PASSAGE TO READ.
== Segment start ==
GraphQL JIT Compiler to JS

Downloads

3

Readme

GraphQL JIT

Build Status codecov

Why?

GraphQL-JS is a very well written runtime implementation of the latest GraphQL spec. However, by compiling to JS, V8 is able to create optimized code which yields much better performance. graphql-jit leverages this behaviour of V8 optimization by compiling the queries into functions to significantly improve performance (See benchmarks below)

Benchmarks

$ NODE_ENV=production ts-node -T ./src/__benchmarks__/benchmarks.ts skip-json
Starting introspection
graphql-js x 1,155 ops/sec ±1.55% (215 runs sampled)
graphql-jit x 5,961 ops/sec ±5.34% (216 runs sampled)
Starting fewResolvers
graphql-js x 14,313 ops/sec ±1.43% (224 runs sampled)
graphql-jit x 409,587 ops/sec ±1.08% (216 runs sampled)
Starting manyResolvers
graphql-js x 13,201 ops/sec ±1.50% (216 runs sampled)
graphql-jit x 229,025 ops/sec ±1.18% (216 runs sampled)
Starting nestedArrays
graphql-js x 108 ops/sec ±1.30% (216 runs sampled)
graphql-jit x 1,317 ops/sec ±2.38% (213 runs sampled)
Done in 141.94s.

Support for GraphQL spec

The goal is to support the June 2018 version of the GraphQL spec. At this moment, the only missing feature is support for the @skip and @include directives.

Differences to graphql-js

In order to achieve better performance, the graphql-jit compiler introduces some limitations. The primary limitation is that all computed properties must have a resolver and only these can return a Promise.
== Segment end ==
DATA PROVIDED.
== Segment start ==
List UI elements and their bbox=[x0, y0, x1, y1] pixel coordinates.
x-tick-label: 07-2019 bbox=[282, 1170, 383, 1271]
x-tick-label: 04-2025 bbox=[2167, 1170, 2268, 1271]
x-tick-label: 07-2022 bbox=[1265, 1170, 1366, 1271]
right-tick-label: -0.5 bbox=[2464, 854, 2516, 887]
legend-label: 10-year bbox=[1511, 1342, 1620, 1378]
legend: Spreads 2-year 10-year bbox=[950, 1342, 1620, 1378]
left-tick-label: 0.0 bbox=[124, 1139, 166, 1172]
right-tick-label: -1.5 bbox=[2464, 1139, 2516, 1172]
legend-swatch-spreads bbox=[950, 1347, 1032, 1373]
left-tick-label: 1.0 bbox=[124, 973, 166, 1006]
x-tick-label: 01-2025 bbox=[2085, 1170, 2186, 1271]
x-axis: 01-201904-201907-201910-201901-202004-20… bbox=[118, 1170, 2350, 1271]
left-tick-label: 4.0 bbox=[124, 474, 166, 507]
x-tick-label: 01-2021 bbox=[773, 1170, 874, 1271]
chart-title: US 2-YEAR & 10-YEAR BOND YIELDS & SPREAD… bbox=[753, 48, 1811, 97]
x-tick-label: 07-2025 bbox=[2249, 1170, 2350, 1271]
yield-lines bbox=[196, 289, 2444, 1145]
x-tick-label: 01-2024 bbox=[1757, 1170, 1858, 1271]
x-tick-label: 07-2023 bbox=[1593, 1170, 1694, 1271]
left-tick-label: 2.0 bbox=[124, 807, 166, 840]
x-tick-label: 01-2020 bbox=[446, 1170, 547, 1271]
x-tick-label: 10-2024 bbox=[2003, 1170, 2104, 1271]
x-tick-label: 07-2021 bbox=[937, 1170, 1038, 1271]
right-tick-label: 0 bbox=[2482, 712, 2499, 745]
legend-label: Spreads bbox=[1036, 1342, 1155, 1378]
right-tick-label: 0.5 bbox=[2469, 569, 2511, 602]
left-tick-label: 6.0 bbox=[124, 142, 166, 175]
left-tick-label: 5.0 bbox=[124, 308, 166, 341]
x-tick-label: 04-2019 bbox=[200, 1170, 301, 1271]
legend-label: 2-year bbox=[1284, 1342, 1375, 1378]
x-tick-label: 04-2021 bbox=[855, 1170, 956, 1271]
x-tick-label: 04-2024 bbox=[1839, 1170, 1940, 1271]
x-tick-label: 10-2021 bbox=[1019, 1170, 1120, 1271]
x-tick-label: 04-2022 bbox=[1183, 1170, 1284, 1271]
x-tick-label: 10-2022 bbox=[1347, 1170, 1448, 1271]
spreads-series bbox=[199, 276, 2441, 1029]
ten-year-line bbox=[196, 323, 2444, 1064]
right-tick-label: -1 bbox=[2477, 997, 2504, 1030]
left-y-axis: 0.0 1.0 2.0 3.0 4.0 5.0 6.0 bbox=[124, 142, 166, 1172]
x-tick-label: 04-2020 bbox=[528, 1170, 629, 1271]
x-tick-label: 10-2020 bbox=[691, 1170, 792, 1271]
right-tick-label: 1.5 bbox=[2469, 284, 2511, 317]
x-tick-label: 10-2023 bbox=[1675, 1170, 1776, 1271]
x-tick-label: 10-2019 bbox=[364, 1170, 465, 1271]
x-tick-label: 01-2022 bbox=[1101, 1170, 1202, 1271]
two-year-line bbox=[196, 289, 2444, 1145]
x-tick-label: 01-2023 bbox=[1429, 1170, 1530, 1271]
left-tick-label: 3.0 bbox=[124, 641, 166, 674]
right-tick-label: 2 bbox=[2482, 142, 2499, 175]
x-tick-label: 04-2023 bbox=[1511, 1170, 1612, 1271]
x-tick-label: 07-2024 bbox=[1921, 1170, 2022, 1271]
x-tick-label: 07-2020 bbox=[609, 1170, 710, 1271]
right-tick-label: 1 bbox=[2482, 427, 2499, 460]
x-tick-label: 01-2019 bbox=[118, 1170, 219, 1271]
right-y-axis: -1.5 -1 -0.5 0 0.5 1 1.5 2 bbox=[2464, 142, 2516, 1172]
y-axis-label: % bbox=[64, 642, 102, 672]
== Segment end ==
TASKS TO PERFORM.
**1)** Repeat the passage from the GraphQL JIT readme starting at "graphql-jit x 409,587" and ending at "and @include directives.", word for word.
**2)** According to the GraphQL JIT readme, what is the only feature of the June 2018 GraphQL spec not yet supported?
**3)** Write the next part of the GraphQL JIT readme, picking up after its last sentence.

EXPECTED RESPONSES.
**1)**
graphql-jit x 409,587 ops/sec ±1.08% (216 runs sampled)
Starting manyResolvers
graphql-js x 13,201 ops/sec ±1.50% (216 runs sampled)
graphql-jit x 229,025 ops/sec ±1.18% (216 runs sampled)
Starting nestedArrays
graphql-js x 108 ops/sec ±1.30% (216 runs sampled)
graphql-jit x 1,317 ops/sec ±2.38% (213 runs sampled)
Done in 141.94s.

Support for GraphQL spec

The goal is to support the June 2018 version of the GraphQL spec. At this moment, the only missing feature is support for the @skip and @include directives.

**2)** Support for the @skip and @include directives.

**3)**
Install

yarn add graphql-jit

Example

For complete working examples, check the examples/ directory

Create a schema

const typedefs = `
type Query {
  hello: string
}
`;
const resolvers = {
  Query: {
    hello() {
      return new Promise(resolve => setTimeout(() => resolve("World!"), 200));
    }
  }
};

const { makeExecutableSchema } = require("graphql");
const schema = makeExecutableSchema({ typedefs, resolvers });

Compile a Query

const query = `
{
  hello
}
`;
const { parse } = require("graphql");
const document = parse(query);

const { compileQuery, isCompiledQuery } = require("graphql-jit");
const compiledQuery = compileQuery(schema, document);
// check if the compilation is successful

if (!isCompiledQuery(compiledQuery)) {
  console.error(compiledQuery);
  throw new Error("Error compiling query");
}

Execute the Query

const executionResult = await compiledQuery.query();
console.log(executionResult);

API

compiledQuery = compileQuery(schema, document, operationName, compilerOptions)

Compiles the document AST, using an optional operationName and compiler options.

  • schema {GraphQLSchema} - graphql schema object

  • document {DocumentNode} - document query AST ,can be obtained by parse from graphql

  • operationName {string} - optional operation name in case the document contains multiple operations(queries/mutations/subscription).

  • compilerOptions {Object} - Configurable options for the compiler

    • disableLeafSerialization {boolean, default: false} - disables leaf node serializers. The serializers validate the content of the field at runtime so this option should only be set to true if there are strong assurances that the values are valid.
    • customSerializers {Object as Map, default: {}} - Replace serializer functions for specific types. Can be used as a safer alternative for overly expensive serializers
    • customJSONSerializer {boolean, default: false} - Whether to produce also a JSON serializer function using fast-json-stringify. The default stringifier function is JSON.stringify

compiledQuery.compiled(root: any, context: any, variables: Maybe<{ [key: string]: any }>)

the compiled function that can be called with a root value, a context and the required variables.

compiledQuery.stringify(value: any)

the compiled function for producing a JSON string. It will be JSON.stringify unless compilerOptions.customJSONSerializer is true. The value argument should the return of the compiled GraphQL function.